Return the records that follow, matching each one exactly.

==============================

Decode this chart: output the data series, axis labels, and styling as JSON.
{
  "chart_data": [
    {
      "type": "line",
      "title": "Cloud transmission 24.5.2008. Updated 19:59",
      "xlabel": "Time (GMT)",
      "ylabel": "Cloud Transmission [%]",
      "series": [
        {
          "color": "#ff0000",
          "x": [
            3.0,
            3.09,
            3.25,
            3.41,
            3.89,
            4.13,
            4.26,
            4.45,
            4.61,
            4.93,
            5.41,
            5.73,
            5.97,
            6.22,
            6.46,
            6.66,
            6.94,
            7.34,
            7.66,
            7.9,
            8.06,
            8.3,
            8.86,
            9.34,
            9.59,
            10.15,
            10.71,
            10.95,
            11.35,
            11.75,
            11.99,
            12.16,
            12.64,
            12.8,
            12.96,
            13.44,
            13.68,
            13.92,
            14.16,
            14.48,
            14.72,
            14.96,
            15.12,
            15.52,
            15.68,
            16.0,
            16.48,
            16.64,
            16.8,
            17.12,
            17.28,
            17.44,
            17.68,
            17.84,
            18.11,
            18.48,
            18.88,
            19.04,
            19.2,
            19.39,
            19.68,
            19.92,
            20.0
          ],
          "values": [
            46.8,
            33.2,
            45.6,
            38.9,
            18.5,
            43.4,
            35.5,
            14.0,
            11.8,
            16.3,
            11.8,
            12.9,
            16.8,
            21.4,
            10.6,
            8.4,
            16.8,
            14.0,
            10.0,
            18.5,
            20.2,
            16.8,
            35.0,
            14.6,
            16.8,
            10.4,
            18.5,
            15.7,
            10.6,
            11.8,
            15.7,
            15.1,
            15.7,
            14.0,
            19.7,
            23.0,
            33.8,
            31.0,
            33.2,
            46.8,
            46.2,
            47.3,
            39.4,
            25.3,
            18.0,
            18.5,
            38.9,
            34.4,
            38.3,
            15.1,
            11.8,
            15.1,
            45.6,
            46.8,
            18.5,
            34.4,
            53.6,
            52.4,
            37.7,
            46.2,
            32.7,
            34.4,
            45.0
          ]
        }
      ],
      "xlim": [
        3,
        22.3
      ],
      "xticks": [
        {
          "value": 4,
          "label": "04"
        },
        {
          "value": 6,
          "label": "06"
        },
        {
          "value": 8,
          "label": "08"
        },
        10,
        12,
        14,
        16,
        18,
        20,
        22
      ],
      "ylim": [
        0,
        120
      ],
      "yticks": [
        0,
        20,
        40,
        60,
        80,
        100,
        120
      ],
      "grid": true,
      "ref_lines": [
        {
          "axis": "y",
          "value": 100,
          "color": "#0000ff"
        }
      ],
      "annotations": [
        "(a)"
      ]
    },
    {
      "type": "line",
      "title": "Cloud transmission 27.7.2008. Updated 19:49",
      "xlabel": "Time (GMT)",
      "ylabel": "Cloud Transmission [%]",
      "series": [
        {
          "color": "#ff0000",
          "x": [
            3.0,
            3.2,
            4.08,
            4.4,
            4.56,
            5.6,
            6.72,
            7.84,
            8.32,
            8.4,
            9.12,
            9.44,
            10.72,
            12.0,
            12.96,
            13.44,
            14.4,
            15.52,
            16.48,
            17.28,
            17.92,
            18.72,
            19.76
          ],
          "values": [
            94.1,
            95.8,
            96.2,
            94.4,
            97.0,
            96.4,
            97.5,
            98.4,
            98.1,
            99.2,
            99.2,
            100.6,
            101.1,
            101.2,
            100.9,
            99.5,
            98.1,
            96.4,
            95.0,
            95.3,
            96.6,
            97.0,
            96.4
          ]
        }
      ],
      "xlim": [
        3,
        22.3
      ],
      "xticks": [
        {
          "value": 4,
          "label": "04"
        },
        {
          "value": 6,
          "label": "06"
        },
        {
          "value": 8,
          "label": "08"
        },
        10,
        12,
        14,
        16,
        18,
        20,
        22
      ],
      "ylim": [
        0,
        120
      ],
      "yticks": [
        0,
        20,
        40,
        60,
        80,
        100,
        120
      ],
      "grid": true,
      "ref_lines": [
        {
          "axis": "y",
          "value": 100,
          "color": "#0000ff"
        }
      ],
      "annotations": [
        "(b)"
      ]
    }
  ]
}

==============================

• _EXPECTED ANSWER_:
Decode this chart: output the data series, axis labels, and styling as JSON.
{
  "chart_data": [
    {
      "type": "line",
      "title": "Cloud transmission 24.5.2008. Updated 19:59",
      "xlabel": "Time (GMT)",
      "ylabel": "Cloud Transmission [%]",
      "series": [
        {
          "color": "#ff0000",
          "x": [
            3.0,
            3.09,
            3.25,
            3.41,
            3.89,
            4.13,
            4.26,
            4.45,
            4.61,
            4.93,
            5.41,
            5.73,
            5.97,
            6.22,
            6.46,
            6.66,
            6.94,
            7.34,
            7.66,
            7.9,
            8.06,
            8.3,
            8.86,
            9.34,
            9.59,
            10.15,
            10.71,
            10.95,
            11.35,
            11.75,
            11.99,
            12.16,
            12.64,
            12.8,
            12.96,
            13.44,
            13.68,
            13.92,
            14.16,
            14.48,
            14.72,
            14.96,
            15.12,
            15.52,
            15.68,
            16.0,
            16.48,
            16.64,
            16.8,
            17.12,
            17.28,
            17.44,
            17.68,
            17.84,
            18.11,
            18.48,
            18.88,
            19.04,
            19.2,
            19.39,
            19.68,
            19.92,
            20.0
          ],
          "values": [
            46.8,
            33.2,
            45.6,
            38.9,
            18.5,
            43.4,
            35.5,
            14.0,
            11.8,
            16.3,
            11.8,
            12.9,
            16.8,
            21.4,
            10.6,
            8.4,
            16.8,
            14.0,
            10.0,
            18.5,
            20.2,
            16.8,
            35.0,
            14.6,
            16.8,
            10.4,
            18.5,
            15.7,
            10.6,
            11.8,
            15.7,
            15.1,
            15.7,
            14.0,
            19.7,
            23.0,
            33.8,
            31.0,
            33.2,
            46.8,
            46.2,
            47.3,
            39.4,
            25.3,
            18.0,
            18.5,
            38.9,
            34.4,
            38.3,
            15.1,
            11.8,
            15.1,
            45.6,
            46.8,
            18.5,
            34.4,
            53.6,
            52.4,
            37.7,
            46.2,
            32.7,
            34.4,
            45.0
          ]
        }
      ],
      "xlim": [
        3,
        22.3
      ],
      "xticks": [
        {
          "value": 4,
          "label": "04"
        },
        {
          "value": 6,
          "label": "06"
        },
        {
          "value": 8,
          "label": "08"
        },
        10,
        12,
        14,
        16,
        18,
        20,
        22
      ],
      "ylim": [
        0,
        120
      ],
      "yticks": [
        0,
        20,
        40,
        60,
        80,
        100,
        120
      ],
      "grid": true,
      "ref_lines": [
        {
          "axis": "y",
          "value": 100,
          "color": "#0000ff"
        }
      ],
      "annotations": [
        "(a)"
      ]
    },
    {
      "type": "line",
      "title": "Cloud transmission 27.7.2008. Updated 19:49",
      "xlabel": "Time (GMT)",
      "ylabel": "Cloud Transmission [%]",
      "series": [
        {
          "color": "#ff0000",
          "x": [
            3.0,
            3.2,
            4.08,
            4.4,
            4.56,
            5.6,
            6.72,
            7.84,
            8.32,
            8.4,
            9.12,
            9.44,
            10.72,
            12.0,
            12.96,
            13.44,
            14.4,
            15.52,
            16.48,
            17.28,
            17.92,
            18.72,
            19.76
          ],
          "values": [
            94.1,
            95.8,
            96.2,
            94.4,
            97.0,
            96.4,
            97.5,
            98.4,
            98.1,
            99.2,
            99.2,
            100.6,
            101.1,
            101.2,
            100.9,
            99.5,
            98.1,
            96.4,
            95.0,
            95.3,
            96.6,
            97.0,
            96.4
          ]
        }
      ],
      "xlim": [
        3,
        22.3
      ],
      "xticks": [
        {
          "value": 4,
          "label": "04"
        },
        {
          "value": 6,
          "label": "06"
        },
        {
          "value": 8,
          "label": "08"
        },
        10,
        12,
        14,
        16,
        18,
        20,
        22
      ],
      "ylim": [
        0,
        120
      ],
      "yticks": [
        0,
        20,
        40,
        60,
        80,
        100,
        120
      ],
      "grid": true,
      "ref_lines": [
        {
          "axis": "y",
          "value": 100,
          "color": "#0000ff"
        }
      ],
      "annotations": [
        "(b)"
      ]
    }
  ]
}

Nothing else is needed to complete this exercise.